The idea is that when you're dealing with an analytic function, if you know $f(a), f'(a), f''(a), ...$, then you already have all the information about $f$. If you also happen to know $f(b), f'(b), f''(b), ...$, well that information is totally redundant. Since $$f(x) = f(a)+f'(a)\cdot(x-a)+\frac{1}{2!}f''(a)\cdot(x-a)^2+\cdots = \sum_n \frac{f^{(n)}(a)}{n!}(x-a)^n$$ and $$f^{(n)}(x) = f^{(n)}(a) + f^{(n+1)}(a)\cdot(x-a) + \frac{1}{2!}f^{(n+2)}(a)\cdot(x-a)^2 + \cdots = \sum_m \frac{f^{(m)}(a)}{(m-n)!}(x-a)^{m-n},$$ just go into the series in question and substitute away all instances of $f^{(n)}(b)$. Then find the coefficient of $f^{(N)}(a)$ for each $N$; you'll find that you get $\frac{(b-a)^{N+1}}{(N+1)!}$ as the coefficient in both cases.

## Items
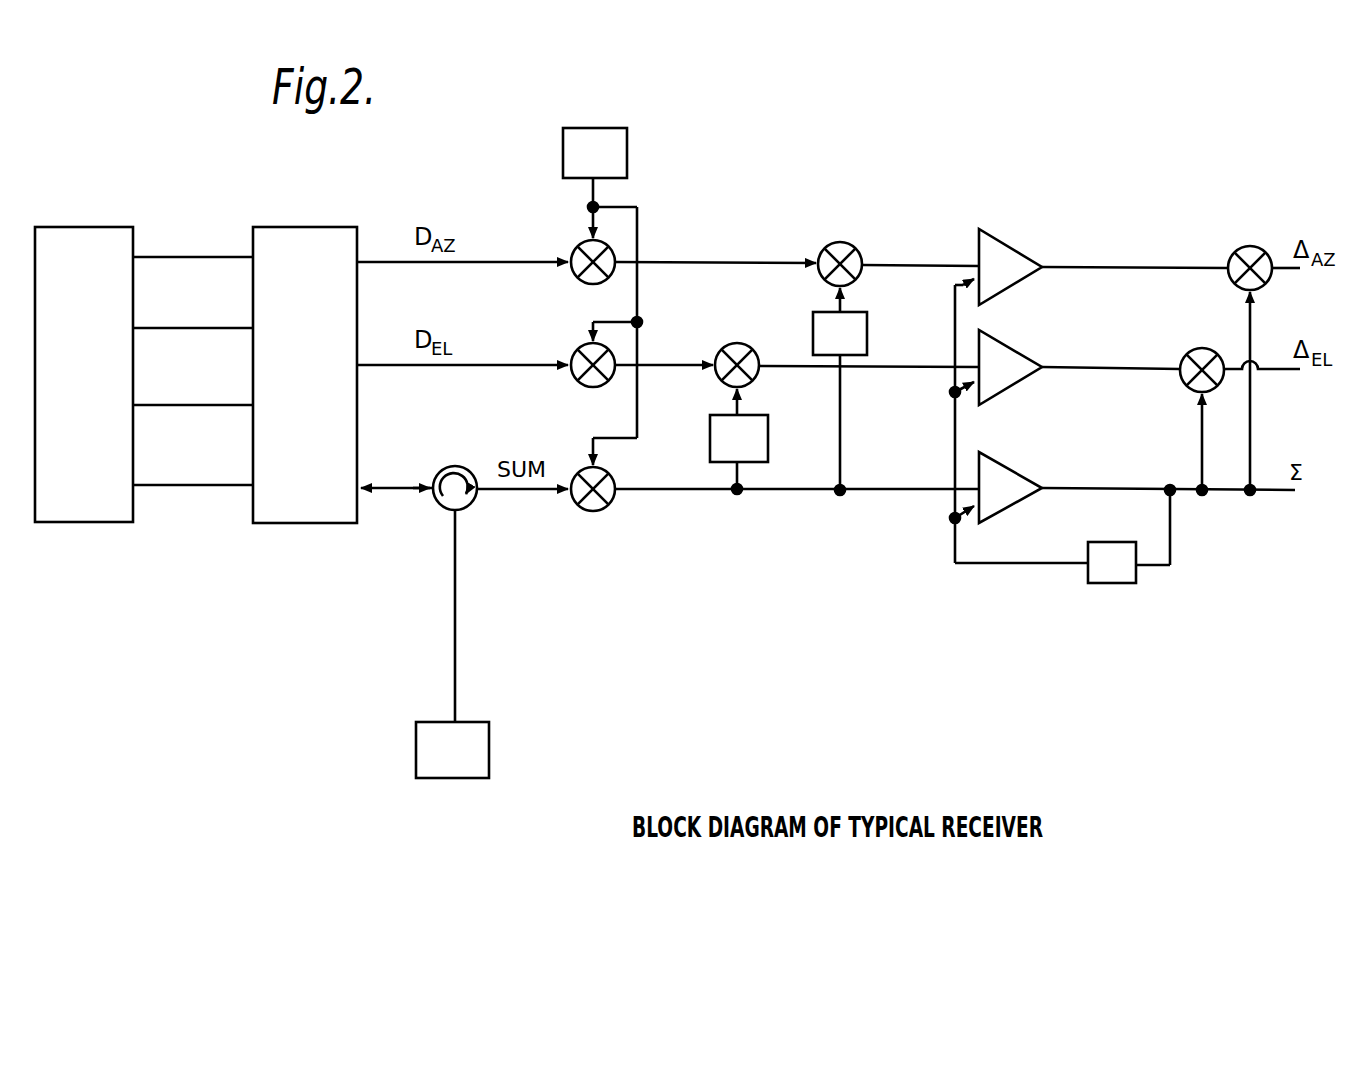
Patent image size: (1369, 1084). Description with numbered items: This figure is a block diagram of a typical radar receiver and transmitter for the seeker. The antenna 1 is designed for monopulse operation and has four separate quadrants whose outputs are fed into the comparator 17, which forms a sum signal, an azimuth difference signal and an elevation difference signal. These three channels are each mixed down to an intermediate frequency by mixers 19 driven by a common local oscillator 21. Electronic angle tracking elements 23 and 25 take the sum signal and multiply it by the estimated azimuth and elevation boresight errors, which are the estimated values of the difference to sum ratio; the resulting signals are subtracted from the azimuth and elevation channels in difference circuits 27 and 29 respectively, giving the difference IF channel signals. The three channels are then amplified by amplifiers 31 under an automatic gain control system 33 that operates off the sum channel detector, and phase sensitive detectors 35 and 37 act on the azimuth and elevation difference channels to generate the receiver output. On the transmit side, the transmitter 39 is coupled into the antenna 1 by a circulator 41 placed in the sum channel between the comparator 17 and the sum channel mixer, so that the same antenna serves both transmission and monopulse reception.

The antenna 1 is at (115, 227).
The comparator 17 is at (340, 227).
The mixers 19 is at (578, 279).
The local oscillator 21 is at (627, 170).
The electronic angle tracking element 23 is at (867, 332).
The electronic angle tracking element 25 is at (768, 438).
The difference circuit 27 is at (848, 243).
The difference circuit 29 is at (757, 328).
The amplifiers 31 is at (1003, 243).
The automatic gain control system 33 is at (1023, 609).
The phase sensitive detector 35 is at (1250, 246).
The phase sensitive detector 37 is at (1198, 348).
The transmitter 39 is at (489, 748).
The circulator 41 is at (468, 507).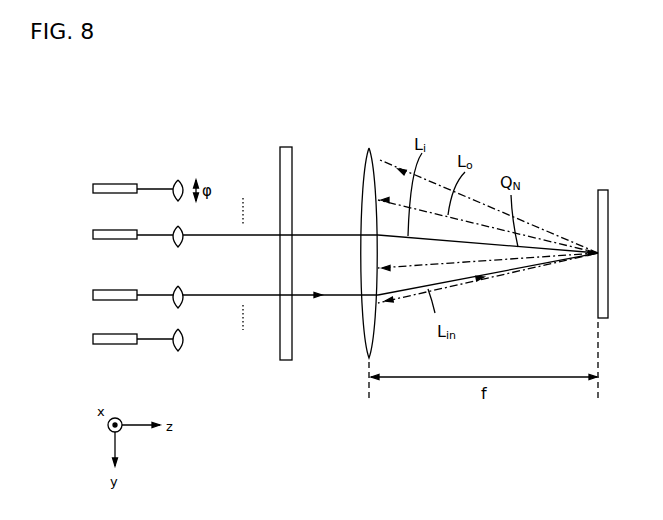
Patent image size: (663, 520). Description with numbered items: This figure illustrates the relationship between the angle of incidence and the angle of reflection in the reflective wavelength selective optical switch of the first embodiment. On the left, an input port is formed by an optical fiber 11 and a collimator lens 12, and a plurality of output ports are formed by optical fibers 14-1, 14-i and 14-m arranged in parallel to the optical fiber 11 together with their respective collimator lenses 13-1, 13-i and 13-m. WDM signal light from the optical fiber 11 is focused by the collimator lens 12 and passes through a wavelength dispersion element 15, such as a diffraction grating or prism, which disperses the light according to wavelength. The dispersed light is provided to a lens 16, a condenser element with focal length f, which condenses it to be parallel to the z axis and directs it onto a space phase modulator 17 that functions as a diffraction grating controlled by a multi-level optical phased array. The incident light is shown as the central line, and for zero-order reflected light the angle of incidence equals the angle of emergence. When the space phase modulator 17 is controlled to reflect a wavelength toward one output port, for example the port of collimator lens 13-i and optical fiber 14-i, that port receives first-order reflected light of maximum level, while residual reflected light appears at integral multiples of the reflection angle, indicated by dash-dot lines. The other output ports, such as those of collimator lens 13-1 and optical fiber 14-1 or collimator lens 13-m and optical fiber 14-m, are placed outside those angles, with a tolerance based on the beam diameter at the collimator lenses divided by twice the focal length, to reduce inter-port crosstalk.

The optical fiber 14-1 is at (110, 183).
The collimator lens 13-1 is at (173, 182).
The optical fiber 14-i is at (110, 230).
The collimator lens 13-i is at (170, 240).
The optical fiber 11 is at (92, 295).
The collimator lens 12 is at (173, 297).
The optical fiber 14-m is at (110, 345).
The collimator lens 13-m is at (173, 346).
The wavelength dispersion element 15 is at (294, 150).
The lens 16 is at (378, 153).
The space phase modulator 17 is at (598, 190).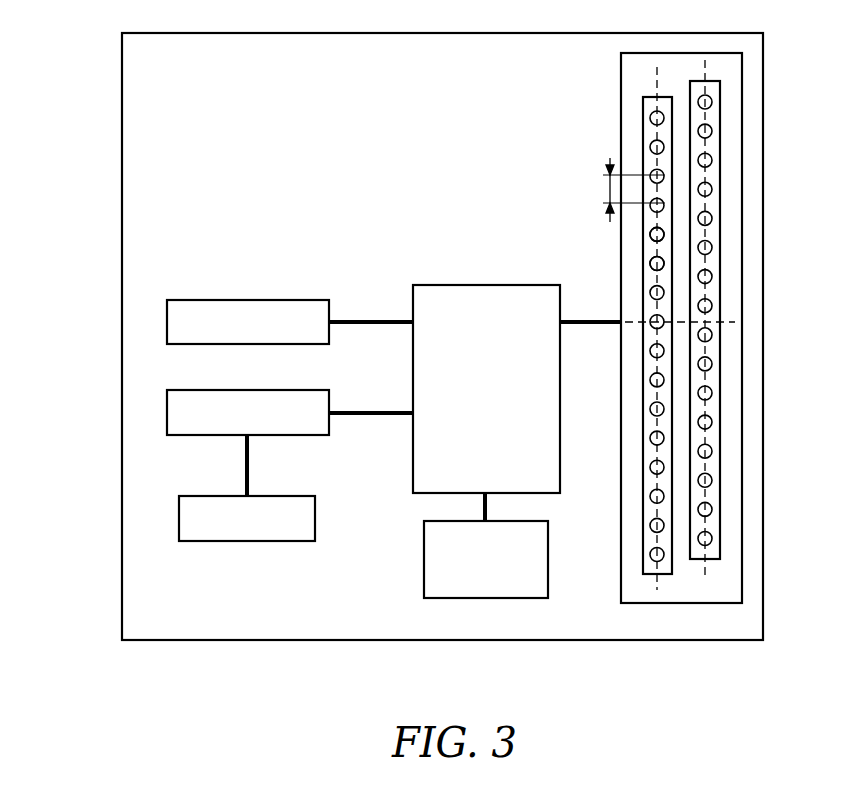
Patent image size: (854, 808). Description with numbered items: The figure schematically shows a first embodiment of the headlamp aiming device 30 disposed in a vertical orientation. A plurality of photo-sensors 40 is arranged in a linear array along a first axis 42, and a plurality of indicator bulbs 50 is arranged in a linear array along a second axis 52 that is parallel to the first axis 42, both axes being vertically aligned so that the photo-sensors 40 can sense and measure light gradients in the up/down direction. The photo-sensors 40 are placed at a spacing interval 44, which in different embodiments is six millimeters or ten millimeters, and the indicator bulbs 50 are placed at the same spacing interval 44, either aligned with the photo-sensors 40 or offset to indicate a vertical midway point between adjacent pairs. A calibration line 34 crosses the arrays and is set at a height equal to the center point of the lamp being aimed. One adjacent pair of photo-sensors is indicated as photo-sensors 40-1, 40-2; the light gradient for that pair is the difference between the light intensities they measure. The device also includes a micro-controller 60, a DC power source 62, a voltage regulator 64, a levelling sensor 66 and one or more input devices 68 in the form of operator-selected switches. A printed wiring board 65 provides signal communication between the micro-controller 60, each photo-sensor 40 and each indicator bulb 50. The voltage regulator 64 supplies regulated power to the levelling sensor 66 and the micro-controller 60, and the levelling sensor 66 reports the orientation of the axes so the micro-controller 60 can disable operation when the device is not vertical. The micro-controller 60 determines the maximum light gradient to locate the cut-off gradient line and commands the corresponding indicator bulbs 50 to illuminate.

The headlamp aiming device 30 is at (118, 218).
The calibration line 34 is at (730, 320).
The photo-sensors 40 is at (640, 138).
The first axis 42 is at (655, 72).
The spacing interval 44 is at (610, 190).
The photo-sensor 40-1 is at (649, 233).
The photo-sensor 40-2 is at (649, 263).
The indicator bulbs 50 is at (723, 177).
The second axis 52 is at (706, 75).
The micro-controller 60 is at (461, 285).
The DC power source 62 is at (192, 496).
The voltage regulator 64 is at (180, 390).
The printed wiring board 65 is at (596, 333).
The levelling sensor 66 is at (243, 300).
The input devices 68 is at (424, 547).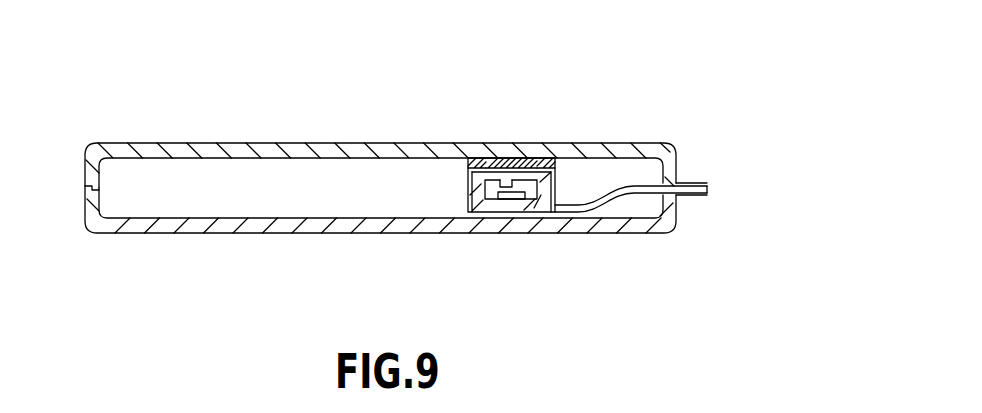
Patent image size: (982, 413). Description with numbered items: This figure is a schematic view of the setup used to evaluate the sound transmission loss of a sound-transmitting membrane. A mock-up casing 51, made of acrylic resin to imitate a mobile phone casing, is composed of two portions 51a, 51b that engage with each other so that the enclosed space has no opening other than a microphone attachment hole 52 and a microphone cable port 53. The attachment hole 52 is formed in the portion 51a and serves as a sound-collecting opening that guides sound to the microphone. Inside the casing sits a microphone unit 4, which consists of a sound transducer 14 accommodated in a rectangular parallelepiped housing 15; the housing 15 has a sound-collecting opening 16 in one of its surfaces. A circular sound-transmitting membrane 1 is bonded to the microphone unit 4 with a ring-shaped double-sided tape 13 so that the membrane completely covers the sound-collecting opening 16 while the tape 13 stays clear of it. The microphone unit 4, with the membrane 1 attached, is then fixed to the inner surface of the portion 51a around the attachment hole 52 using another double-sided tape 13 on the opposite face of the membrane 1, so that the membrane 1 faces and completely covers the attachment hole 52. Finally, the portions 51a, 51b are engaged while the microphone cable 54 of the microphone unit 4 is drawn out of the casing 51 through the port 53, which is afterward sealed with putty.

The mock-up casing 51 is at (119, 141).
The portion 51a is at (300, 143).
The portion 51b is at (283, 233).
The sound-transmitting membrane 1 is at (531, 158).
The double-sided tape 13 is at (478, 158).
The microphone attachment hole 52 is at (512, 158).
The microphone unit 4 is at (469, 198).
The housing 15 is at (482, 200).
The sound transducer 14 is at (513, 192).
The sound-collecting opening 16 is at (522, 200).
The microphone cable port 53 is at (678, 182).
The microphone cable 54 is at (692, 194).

## What you need to do
a) In the passage on analytic functions, rewrite the part that opens with the words containing "The idea is" and closes with "in both cases.", replacing "redundant" with "superfluous".
b) According to the passage on analytic functions, which quantities at the point a are written out before the ellipsis as the information that, once known, gives everything about f?
c) In the passage on analytic functions, what coefficient of f^(N)(a) is obtained in both cases?
The entries come from a different source than the passage on analytic functions.

## Outputs in order
a)
The idea is that when you're dealing with an analytic function, if you know $f(a), f'(a), f''(a), ...$, then you already have all the information about $f$. If you also happen to know $f(b), f'(b), f''(b), ...$, well that information is totally superfluous. Since $$f(x) = f(a)+f'(a)\cdot(x-a)+\frac{1}{2!}f''(a)\cdot(x-a)^2+\cdots = \sum_n \frac{f^{(n)}(a)}{n!}(x-a)^n$$ and $$f^{(n)}(x) = f^{(n)}(a) + f^{(n+1)}(a)\cdot(x-a) + \frac{1}{2!}f^{(n+2)}(a)\cdot(x-a)^2 + \cdots = \sum_m \frac{f^{(m)}(a)}{(m-n)!}(x-a)^{m-n},$$ just go into the series in question and substitute away all instances of $f^{(n)}(b)$. Then find the coefficient of $f^{(N)}(a)$ for each $N$; you'll find that you get $\frac{(b-a)^{N+1}}{(N+1)!}$ as the coefficient in both cases.

b) f(a), f'(a), f''(a)

c) (b−a)^(N+1)/(N+1)!